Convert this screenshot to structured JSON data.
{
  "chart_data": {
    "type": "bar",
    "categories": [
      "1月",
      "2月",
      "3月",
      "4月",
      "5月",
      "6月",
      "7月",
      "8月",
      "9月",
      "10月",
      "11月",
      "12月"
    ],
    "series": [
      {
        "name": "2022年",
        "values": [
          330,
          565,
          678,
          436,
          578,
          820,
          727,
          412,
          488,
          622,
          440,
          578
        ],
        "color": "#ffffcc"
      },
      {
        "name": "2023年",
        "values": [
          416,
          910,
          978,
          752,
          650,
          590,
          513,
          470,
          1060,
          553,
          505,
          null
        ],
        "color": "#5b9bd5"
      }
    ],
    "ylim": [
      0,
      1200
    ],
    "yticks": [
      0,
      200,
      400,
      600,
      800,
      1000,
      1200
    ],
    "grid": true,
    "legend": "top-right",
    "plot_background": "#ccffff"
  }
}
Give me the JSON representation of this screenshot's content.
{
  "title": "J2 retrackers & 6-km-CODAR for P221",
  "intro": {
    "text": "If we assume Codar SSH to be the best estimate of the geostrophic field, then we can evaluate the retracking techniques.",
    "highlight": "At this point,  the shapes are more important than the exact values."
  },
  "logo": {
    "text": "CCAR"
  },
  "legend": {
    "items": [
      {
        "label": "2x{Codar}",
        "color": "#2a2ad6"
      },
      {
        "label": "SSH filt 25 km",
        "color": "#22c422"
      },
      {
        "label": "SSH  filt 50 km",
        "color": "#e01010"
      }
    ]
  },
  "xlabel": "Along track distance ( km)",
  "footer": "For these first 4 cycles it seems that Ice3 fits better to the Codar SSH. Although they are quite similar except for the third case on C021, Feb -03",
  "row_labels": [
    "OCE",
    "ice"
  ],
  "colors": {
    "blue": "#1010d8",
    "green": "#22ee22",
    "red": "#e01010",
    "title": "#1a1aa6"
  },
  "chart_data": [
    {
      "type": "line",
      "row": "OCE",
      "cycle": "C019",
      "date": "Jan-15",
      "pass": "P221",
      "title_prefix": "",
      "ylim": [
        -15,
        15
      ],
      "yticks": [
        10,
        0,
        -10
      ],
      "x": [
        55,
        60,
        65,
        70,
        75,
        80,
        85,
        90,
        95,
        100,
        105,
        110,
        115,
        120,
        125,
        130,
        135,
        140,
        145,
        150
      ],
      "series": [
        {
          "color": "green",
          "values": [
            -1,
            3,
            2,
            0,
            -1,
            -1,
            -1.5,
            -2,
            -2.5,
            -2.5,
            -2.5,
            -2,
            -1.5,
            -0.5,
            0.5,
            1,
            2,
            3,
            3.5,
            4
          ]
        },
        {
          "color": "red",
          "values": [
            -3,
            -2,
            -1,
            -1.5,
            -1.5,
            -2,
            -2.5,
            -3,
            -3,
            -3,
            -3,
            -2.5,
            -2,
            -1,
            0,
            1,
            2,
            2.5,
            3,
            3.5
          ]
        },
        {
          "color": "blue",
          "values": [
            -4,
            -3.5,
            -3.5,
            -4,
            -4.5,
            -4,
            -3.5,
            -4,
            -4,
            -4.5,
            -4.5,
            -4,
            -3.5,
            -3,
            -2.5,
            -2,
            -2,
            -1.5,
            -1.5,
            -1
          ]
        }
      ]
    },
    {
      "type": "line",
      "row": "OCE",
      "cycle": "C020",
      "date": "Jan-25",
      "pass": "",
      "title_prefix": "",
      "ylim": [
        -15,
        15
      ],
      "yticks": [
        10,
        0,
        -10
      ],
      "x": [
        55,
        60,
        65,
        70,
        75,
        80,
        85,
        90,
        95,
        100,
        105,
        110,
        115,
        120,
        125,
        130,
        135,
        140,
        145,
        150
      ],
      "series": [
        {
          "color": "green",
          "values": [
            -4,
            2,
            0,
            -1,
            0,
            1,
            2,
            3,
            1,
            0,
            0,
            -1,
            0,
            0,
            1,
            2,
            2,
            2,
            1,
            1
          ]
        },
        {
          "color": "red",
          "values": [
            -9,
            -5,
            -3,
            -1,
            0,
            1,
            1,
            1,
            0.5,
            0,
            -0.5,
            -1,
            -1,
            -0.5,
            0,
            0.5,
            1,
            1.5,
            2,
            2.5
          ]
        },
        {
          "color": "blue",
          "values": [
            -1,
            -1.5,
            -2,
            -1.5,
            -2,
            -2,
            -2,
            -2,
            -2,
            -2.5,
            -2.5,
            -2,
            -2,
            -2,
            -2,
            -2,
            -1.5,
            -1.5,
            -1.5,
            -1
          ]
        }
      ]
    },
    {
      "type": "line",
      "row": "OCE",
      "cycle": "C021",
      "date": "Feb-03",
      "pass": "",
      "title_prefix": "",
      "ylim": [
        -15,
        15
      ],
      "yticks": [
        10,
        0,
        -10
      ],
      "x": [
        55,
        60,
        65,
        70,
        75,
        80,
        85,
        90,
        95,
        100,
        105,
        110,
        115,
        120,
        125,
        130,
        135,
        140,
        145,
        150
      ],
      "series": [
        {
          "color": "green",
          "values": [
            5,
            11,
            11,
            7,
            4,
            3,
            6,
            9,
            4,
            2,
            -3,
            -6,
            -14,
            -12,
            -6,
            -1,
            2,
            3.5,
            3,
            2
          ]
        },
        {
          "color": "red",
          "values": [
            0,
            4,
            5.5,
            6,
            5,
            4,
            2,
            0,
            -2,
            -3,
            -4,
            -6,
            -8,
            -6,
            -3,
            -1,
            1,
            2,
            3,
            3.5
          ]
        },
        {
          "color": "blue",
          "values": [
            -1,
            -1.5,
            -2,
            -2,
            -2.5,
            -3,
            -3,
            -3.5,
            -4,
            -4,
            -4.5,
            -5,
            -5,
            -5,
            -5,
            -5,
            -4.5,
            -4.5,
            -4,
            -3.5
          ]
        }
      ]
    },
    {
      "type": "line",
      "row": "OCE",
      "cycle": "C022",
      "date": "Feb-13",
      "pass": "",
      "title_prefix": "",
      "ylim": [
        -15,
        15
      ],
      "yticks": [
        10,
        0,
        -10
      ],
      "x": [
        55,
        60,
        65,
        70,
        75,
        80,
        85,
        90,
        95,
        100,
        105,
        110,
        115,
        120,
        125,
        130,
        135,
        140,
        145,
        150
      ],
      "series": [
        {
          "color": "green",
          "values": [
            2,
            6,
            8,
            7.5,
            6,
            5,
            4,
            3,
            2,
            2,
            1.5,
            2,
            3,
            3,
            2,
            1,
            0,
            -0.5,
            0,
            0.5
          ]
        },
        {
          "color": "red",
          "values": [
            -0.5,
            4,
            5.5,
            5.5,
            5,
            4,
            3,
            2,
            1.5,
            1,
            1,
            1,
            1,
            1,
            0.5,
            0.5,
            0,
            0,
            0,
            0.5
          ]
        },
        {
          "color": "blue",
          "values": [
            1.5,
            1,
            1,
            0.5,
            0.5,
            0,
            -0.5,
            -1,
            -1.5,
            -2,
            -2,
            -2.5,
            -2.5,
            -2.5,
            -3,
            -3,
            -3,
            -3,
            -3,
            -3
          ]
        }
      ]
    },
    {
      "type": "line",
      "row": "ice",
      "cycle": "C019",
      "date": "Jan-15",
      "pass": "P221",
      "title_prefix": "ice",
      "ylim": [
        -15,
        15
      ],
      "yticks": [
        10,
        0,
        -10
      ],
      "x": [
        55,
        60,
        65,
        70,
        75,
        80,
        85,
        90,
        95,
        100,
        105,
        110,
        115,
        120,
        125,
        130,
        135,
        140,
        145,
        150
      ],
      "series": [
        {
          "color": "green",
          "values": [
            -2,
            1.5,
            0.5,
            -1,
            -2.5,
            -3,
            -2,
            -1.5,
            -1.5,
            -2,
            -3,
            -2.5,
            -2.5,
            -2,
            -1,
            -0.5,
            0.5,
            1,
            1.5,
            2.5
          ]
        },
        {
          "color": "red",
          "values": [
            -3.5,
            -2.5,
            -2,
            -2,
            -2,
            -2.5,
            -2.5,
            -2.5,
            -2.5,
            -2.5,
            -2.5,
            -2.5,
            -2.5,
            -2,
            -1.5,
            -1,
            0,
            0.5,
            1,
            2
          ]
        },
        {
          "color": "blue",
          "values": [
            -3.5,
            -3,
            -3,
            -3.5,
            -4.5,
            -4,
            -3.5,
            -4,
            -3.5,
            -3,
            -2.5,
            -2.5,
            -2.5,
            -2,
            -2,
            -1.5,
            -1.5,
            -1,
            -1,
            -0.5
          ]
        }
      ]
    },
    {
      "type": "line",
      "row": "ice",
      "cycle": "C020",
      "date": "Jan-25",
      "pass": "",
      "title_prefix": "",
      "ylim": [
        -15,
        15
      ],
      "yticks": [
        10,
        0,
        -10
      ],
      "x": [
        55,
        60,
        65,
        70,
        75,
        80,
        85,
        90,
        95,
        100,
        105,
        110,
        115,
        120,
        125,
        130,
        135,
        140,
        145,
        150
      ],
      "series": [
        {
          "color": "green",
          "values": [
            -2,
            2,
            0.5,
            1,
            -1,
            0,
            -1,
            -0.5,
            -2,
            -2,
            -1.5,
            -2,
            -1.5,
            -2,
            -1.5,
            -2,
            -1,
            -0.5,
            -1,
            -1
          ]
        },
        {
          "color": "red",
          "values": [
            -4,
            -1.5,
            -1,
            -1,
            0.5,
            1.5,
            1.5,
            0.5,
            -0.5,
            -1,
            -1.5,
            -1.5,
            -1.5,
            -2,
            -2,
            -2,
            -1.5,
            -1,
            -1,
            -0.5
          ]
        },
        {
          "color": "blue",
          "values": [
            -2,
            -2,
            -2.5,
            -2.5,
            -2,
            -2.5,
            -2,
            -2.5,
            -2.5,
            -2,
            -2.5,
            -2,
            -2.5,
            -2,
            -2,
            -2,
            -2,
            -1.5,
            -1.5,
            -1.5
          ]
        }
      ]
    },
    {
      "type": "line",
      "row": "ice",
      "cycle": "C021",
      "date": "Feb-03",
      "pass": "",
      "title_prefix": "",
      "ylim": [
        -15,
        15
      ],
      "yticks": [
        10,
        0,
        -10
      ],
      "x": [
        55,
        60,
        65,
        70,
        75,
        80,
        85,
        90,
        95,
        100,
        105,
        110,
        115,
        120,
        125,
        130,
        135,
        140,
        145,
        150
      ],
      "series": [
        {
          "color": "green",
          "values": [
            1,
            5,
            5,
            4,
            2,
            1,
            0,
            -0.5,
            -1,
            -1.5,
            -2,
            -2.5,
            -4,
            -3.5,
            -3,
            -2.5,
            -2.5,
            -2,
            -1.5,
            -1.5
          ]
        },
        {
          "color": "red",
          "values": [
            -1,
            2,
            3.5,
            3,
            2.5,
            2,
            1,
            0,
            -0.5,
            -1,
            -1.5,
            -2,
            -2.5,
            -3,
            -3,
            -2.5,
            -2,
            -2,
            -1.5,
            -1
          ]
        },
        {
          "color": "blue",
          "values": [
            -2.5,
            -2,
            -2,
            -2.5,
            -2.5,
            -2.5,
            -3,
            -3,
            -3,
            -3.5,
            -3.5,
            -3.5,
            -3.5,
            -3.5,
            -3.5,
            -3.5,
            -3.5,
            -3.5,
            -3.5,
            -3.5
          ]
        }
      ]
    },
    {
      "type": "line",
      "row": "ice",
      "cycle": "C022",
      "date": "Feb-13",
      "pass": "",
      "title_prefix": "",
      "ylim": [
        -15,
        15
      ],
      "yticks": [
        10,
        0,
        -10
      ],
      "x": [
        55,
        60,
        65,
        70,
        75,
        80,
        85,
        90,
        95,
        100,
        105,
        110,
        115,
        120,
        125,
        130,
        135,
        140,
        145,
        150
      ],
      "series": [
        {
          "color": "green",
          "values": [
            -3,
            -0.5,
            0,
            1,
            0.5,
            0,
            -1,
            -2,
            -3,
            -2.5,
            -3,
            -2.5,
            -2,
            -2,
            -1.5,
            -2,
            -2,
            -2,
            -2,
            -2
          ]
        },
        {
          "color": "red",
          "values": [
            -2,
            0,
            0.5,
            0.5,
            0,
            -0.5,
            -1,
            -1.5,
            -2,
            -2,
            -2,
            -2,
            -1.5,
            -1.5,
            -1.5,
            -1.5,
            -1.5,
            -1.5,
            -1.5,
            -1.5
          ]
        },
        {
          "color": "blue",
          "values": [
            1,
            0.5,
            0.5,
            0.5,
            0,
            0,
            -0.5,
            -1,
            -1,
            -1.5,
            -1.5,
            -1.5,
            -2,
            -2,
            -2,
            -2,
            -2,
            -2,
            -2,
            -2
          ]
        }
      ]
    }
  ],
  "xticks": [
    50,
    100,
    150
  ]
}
────────────────
_Given problem_. Display every line of the listing that contains the string "text".

_Result of the task_.
    "text": "If we assume Codar SSH to be the best estimate of the geostrophic field, then we can evaluate the retracking techniques.",
    "text": "CCAR"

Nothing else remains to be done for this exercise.